BEGIN SUPPLIED MATERIAL
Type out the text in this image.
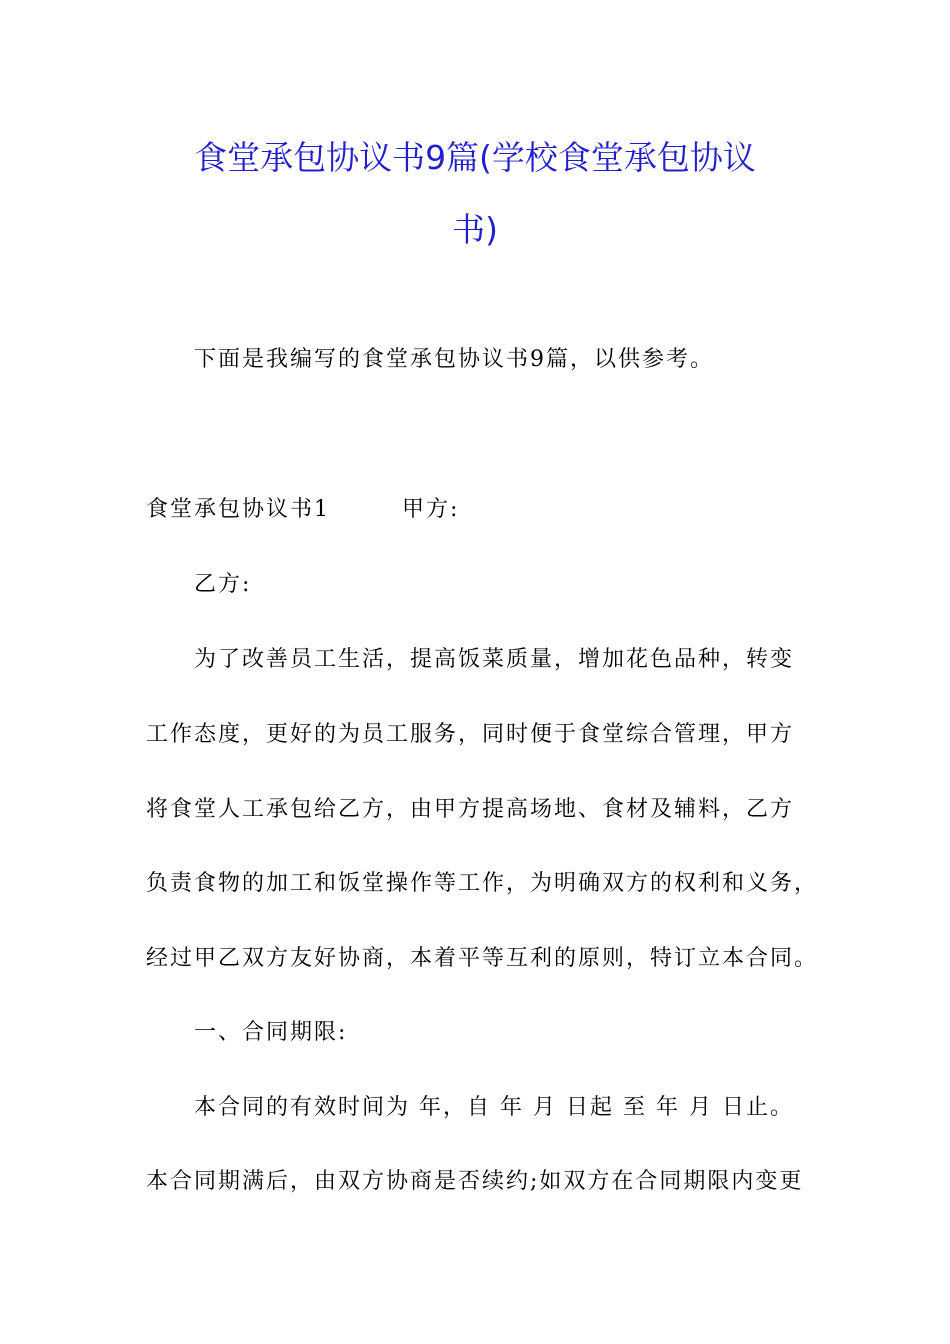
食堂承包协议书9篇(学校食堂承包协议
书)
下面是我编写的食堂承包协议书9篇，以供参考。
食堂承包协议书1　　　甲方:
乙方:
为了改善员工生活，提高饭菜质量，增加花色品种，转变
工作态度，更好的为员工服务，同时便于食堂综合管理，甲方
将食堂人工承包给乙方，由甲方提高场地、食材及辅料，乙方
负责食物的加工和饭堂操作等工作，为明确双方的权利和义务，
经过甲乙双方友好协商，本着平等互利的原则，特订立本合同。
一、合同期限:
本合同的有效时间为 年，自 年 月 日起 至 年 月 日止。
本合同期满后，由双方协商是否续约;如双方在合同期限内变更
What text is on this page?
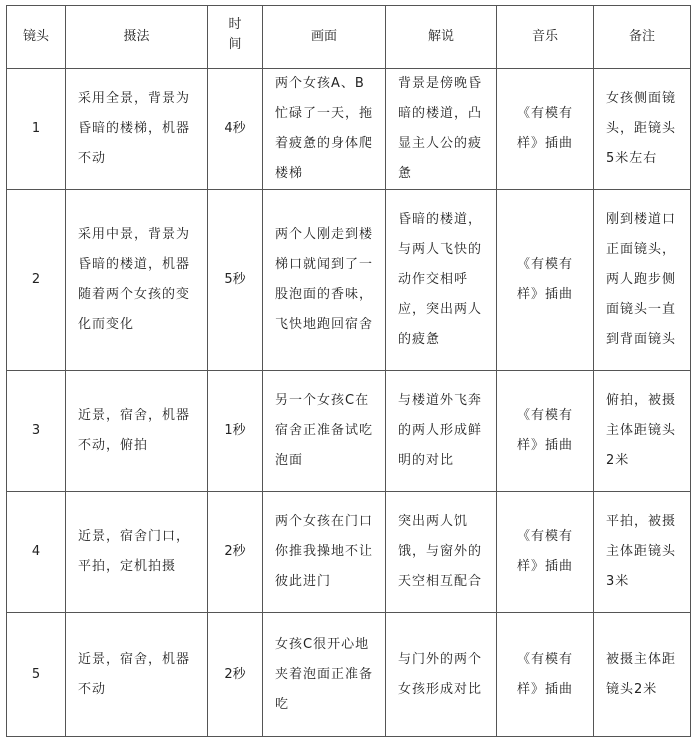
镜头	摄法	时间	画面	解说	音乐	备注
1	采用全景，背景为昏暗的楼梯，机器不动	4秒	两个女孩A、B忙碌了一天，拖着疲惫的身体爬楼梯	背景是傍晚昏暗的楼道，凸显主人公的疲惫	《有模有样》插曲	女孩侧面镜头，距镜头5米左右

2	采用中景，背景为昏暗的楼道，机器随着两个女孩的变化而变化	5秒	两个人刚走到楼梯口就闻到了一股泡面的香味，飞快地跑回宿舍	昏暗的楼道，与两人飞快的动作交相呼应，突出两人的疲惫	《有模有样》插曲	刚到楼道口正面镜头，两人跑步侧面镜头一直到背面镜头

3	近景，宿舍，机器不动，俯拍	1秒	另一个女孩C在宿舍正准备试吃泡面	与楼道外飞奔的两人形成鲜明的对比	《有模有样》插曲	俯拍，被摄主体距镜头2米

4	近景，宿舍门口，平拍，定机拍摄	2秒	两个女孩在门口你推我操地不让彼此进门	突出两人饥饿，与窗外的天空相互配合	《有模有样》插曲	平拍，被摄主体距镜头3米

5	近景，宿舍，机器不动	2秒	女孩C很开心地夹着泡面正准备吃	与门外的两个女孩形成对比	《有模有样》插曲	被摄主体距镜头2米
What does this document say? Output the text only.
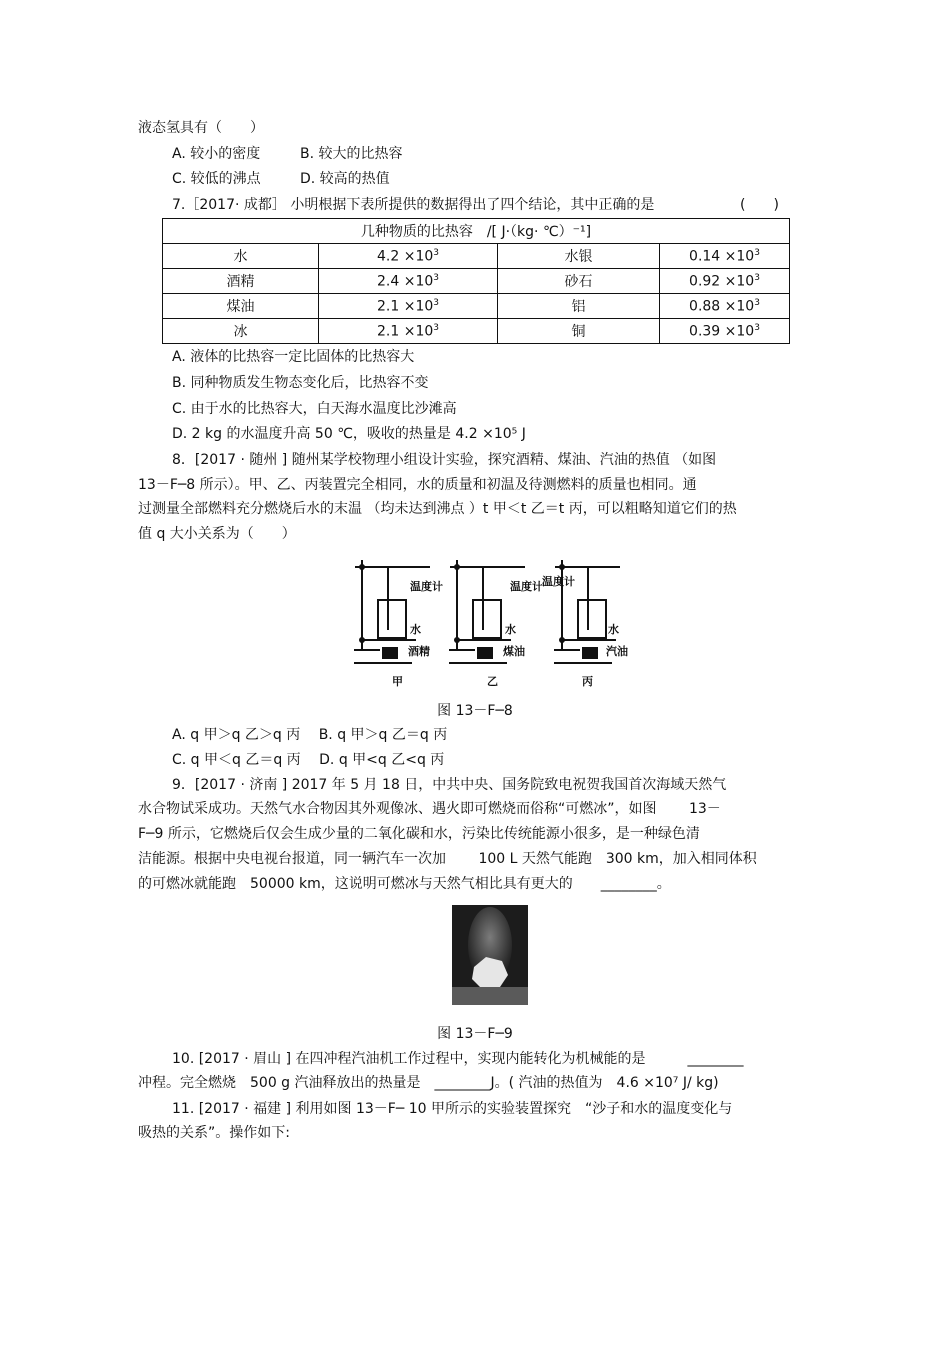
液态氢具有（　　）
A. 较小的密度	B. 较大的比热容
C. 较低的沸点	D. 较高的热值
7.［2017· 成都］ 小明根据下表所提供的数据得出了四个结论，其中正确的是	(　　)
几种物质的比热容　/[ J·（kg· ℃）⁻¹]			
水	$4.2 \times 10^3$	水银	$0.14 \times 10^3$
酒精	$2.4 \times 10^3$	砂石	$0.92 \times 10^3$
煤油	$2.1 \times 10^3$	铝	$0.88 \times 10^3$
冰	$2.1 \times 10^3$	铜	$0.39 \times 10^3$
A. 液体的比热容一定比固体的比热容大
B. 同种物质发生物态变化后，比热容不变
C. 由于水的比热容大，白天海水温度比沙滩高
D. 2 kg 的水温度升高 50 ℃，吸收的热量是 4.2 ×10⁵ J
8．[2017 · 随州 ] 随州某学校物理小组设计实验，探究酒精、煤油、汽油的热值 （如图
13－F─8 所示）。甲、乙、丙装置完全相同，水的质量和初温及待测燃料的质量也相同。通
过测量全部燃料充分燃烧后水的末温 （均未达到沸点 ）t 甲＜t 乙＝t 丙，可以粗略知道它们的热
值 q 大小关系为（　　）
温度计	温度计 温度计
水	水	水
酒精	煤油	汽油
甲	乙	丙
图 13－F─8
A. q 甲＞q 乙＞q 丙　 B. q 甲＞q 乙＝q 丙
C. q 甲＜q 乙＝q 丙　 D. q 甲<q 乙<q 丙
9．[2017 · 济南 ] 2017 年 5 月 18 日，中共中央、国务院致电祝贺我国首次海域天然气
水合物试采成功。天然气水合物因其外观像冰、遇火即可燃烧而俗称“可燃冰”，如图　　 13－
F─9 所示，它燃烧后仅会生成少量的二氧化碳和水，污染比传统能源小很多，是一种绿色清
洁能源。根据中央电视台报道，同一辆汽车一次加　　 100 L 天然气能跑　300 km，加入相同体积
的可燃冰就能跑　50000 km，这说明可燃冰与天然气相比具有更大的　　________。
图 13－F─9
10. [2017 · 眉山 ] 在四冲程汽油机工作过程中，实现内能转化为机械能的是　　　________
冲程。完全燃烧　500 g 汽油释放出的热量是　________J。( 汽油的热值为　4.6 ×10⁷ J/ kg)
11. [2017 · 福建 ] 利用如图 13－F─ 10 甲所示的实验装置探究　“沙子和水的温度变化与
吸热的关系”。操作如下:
END SUPPLIED MATERIAL
BRIEF = Where a line of the data holds "text", show that line.

PROBLEM SOLUTION =
Type out the text in this image.
What text is on this page?
What does this document say? Output the text only.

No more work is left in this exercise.